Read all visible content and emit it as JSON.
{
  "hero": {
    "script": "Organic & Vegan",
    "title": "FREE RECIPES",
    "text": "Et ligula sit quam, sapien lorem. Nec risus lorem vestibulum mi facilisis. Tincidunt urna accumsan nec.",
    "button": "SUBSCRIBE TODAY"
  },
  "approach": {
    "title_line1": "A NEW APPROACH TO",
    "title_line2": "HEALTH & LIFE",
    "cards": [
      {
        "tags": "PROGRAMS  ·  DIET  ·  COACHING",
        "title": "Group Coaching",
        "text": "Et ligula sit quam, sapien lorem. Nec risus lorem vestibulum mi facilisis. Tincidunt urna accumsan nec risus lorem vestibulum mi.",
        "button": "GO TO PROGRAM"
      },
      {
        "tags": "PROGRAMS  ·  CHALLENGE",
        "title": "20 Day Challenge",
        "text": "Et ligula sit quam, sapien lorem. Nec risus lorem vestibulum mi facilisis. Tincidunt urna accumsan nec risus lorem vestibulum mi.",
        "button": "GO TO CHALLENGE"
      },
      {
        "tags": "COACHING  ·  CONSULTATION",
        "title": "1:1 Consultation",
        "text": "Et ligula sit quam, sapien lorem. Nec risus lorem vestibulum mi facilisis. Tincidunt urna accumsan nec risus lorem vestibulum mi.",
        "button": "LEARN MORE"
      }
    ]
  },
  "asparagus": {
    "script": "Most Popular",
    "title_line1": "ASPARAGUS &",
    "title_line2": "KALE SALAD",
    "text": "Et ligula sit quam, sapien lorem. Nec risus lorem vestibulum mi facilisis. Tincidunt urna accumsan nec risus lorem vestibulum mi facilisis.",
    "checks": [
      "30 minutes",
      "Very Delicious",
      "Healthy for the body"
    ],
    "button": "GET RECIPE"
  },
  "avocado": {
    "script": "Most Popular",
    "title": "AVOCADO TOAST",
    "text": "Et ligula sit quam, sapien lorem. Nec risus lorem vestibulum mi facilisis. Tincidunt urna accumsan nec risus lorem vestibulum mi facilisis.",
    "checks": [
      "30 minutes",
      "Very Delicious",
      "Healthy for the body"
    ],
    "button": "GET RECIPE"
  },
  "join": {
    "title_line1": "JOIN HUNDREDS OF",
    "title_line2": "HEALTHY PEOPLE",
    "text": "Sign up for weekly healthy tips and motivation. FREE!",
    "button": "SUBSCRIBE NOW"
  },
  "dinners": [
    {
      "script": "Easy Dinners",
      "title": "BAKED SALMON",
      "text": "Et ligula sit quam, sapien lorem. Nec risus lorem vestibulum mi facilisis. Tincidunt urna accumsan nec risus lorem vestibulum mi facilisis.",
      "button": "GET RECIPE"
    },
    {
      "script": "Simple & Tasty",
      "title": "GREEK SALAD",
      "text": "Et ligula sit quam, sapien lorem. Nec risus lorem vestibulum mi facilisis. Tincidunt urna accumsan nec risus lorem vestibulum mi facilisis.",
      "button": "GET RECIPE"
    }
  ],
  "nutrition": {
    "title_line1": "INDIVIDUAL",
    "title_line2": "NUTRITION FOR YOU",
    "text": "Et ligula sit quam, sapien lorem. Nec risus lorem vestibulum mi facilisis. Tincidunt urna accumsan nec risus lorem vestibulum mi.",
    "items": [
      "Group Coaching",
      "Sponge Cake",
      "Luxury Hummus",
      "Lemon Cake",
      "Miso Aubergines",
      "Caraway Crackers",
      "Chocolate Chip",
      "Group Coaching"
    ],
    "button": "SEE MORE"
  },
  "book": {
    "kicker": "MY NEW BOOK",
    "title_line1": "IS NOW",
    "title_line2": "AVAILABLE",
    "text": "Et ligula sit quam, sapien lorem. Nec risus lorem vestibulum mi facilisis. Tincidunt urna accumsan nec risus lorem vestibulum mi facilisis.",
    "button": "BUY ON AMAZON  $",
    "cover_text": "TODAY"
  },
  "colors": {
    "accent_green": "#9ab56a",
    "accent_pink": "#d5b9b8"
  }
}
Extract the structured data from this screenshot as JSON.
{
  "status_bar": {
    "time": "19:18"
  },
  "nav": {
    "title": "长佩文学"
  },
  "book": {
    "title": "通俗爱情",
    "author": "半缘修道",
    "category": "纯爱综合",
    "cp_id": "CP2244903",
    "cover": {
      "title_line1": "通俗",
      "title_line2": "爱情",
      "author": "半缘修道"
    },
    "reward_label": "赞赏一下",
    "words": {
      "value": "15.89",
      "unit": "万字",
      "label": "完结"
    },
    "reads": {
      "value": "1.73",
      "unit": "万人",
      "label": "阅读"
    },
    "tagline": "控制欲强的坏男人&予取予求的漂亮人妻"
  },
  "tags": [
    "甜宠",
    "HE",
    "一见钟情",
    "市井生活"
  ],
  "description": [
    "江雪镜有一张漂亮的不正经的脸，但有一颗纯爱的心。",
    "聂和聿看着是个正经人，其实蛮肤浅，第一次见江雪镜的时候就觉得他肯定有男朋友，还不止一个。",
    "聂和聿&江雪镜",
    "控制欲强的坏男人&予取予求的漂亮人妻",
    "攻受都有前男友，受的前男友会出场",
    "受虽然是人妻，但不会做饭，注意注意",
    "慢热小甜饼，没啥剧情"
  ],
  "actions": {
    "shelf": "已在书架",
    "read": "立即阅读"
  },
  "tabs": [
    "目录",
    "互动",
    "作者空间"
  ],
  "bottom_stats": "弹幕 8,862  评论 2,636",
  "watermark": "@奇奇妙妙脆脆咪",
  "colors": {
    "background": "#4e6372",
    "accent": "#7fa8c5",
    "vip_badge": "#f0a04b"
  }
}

....

> What is expected: Copy only the stretch running from the line containing "Extract the structured" to the final line of the entries, both ends included, exactly as it stands.

> Complete answer:
Extract the structured data from this screenshot as JSON.
{
  "status_bar": {
    "time": "19:18"
  },
  "nav": {
    "title": "长佩文学"
  },
  "book": {
    "title": "通俗爱情",
    "author": "半缘修道",
    "category": "纯爱综合",
    "cp_id": "CP2244903",
    "cover": {
      "title_line1": "通俗",
      "title_line2": "爱情",
      "author": "半缘修道"
    },
    "reward_label": "赞赏一下",
    "words": {
      "value": "15.89",
      "unit": "万字",
      "label": "完结"
    },
    "reads": {
      "value": "1.73",
      "unit": "万人",
      "label": "阅读"
    },
    "tagline": "控制欲强的坏男人&予取予求的漂亮人妻"
  },
  "tags": [
    "甜宠",
    "HE",
    "一见钟情",
    "市井生活"
  ],
  "description": [
    "江雪镜有一张漂亮的不正经的脸，但有一颗纯爱的心。",
    "聂和聿看着是个正经人，其实蛮肤浅，第一次见江雪镜的时候就觉得他肯定有男朋友，还不止一个。",
    "聂和聿&江雪镜",
    "控制欲强的坏男人&予取予求的漂亮人妻",
    "攻受都有前男友，受的前男友会出场",
    "受虽然是人妻，但不会做饭，注意注意",
    "慢热小甜饼，没啥剧情"
  ],
  "actions": {
    "shelf": "已在书架",
    "read": "立即阅读"
  },
  "tabs": [
    "目录",
    "互动",
    "作者空间"
  ],
  "bottom_stats": "弹幕 8,862  评论 2,636",
  "watermark": "@奇奇妙妙脆脆咪",
  "colors": {
    "background": "#4e6372",
    "accent": "#7fa8c5",
    "vip_badge": "#f0a04b"
  }
}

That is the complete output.